=== Documento de origem ===
No dia 4 de janeiro de 1985, há exatos 30 anos, uma tropa de policiais militares fortemente armados sob o comando do capitão Cordovil cercou a casa de um colono na localidade de Vila Nova, na região do Piriá, nordeste do Pará. Quintino da Silva Lira, líder do movimento de resistência dos posseiros da Gleba Cidapar, foi morto pelos policiais com dois tiros de fuzil ao tentar escapar do cerco. Após o fuzilamento, seu corpo foi levado pelos policiais para a cidade de Capitão Poço, violado e exposto em uma ruidosa farra às custas de comerciantes da região.
Na época, o governador do Estado do Pará era Jader Barbalho, e partiu dele a ordem para que tropas da Polícia Militar estadual ocupassem a área e encerrassem definitivamente o conflito entre os posseiros e os proprietários da área que ficou conhecida como Gleba Cidapar (entre eles o próprio Governador) no município de Viseu.
Quintino Lira, o Quintino Gatiheiro, dizia que não era pistoleiro. Segundo ele, pistoleiro é quem trabalha a soldo contratado por fazendeiro para defender o patrimônio do patrão. Já o Gatilheiro é quem trabalha em defesa do próprio patrimônio e do patrimônio dos irmãos.
– Foi morto no sítio do Senhor Florismar Monteiro, um dos milhares de posseiros da Cidapar.
No final dos anos 1970, a Companhia de Desenvolvimento Agropecuário, Industria e Mineral do Pará (Cidapar), apoiada pelo governo estadual e de acordo com o projeto de desenvolvimento da Amazônia do governo federal, começou a expulsar famílias de uma área de 380 mil hectares, incluindo parte do que viria a ser a Terra Indígena Alto Rio Guamá, onde viviam cerca de 10 mil colonos. A maioria dos posseiros ocupou a área no início do século XX, quando levas de nordestinos fugindo da seca migraram para a região, incentivados pela abertura de estradas e a pela divulgação dos planos de desenvolvimento do governo.
O capitão James Vita Lopes comandava a chamada “guarda de segurança”, uma milícia de 102 pistoleiros a soldo da Cidapar. Quando a milícia executou o agricultor Sebastião Mearim, no Alegre, os homens do povoado se reuniram para discutir a defesa. Mas não tinham experiência em combater inimigo tão forte, que tinha apoio político.

=== Objetivo da tarefa ===
Repita sem nenhuma alteração o trecho do texto sobre Quintino Lira entre "Quintino Lira, o" e "posseiros da Cidapar.", inclusive.

=== Entradas extraídas ===

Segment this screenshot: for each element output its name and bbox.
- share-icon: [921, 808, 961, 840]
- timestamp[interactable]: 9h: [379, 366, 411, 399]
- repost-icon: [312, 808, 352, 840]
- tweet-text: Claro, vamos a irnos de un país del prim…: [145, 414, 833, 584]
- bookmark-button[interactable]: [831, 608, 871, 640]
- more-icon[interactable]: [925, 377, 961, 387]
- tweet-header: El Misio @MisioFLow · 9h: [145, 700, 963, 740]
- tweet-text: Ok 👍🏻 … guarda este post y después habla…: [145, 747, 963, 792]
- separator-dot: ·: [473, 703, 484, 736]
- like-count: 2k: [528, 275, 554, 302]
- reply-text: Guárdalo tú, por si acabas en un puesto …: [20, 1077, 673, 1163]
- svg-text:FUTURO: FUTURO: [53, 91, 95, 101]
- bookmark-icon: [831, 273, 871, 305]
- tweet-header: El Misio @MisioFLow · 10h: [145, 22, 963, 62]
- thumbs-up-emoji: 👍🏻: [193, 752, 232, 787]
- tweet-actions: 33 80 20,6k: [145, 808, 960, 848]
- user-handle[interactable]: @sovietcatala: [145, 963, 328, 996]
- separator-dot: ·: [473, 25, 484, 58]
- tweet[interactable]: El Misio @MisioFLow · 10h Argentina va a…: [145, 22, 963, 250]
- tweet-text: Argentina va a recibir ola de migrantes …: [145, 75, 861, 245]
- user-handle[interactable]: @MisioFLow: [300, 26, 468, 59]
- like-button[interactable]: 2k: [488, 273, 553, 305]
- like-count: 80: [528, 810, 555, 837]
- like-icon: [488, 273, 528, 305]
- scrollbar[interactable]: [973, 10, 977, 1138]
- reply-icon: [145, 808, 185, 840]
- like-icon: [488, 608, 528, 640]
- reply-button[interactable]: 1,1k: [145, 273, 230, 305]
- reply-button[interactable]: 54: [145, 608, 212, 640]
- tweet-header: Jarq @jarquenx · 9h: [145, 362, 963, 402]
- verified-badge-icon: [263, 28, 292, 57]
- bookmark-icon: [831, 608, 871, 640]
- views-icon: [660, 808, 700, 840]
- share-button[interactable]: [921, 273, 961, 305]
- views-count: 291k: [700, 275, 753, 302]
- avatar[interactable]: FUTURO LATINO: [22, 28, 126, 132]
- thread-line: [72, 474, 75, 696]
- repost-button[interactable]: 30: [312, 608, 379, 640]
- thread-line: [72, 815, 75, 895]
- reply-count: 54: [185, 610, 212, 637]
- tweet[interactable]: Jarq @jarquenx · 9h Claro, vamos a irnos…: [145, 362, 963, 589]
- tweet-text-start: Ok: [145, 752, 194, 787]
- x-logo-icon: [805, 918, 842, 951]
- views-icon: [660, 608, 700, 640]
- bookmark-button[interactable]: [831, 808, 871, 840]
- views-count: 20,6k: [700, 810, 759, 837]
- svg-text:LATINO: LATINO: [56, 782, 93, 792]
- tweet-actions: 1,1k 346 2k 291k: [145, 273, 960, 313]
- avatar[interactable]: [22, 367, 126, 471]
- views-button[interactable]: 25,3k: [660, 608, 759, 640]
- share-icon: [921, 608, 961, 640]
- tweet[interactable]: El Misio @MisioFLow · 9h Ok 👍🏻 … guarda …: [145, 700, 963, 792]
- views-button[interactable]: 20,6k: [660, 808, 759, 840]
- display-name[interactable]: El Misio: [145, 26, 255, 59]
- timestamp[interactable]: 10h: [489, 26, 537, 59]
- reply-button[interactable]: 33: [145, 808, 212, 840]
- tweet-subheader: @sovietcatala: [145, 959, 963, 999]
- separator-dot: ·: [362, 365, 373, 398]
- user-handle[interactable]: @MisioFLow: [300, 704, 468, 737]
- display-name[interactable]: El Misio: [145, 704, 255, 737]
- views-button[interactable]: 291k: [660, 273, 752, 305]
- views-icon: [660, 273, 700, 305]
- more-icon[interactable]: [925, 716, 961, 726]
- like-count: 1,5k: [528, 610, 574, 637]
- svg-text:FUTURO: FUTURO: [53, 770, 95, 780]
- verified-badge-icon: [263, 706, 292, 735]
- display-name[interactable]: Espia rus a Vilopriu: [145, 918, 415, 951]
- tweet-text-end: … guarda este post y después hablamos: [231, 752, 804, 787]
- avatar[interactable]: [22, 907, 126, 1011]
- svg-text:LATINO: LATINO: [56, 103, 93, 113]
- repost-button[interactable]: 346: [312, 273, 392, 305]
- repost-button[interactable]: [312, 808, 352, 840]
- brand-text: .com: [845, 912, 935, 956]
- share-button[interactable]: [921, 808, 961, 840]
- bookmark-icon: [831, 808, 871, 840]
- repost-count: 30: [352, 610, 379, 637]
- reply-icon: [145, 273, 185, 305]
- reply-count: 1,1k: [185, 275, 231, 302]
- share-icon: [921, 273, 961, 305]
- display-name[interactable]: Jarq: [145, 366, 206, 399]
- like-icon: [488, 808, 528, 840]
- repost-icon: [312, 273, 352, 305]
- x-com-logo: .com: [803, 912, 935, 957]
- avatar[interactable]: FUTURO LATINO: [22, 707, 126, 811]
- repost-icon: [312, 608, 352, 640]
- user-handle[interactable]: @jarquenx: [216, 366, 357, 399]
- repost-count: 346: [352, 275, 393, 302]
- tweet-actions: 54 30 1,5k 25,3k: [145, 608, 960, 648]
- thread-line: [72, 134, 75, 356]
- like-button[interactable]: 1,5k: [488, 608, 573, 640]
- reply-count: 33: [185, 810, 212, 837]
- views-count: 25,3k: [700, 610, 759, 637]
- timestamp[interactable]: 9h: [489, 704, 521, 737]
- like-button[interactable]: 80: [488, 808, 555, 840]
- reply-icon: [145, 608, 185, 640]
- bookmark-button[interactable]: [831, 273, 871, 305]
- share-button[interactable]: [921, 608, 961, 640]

=== Solução da tarefa ===
Quintino Lira, o Quintino Gatiheiro, dizia que não era pistoleiro. Segundo ele, pistoleiro é quem trabalha a soldo contratado por fazendeiro para defender o patrimônio do patrão. Já o Gatilheiro é quem trabalha em defesa do próprio patrimônio e do patrimônio dos irmãos.
– Foi morto no sítio do Senhor Florismar Monteiro, um dos milhares de posseiros da Cidapar.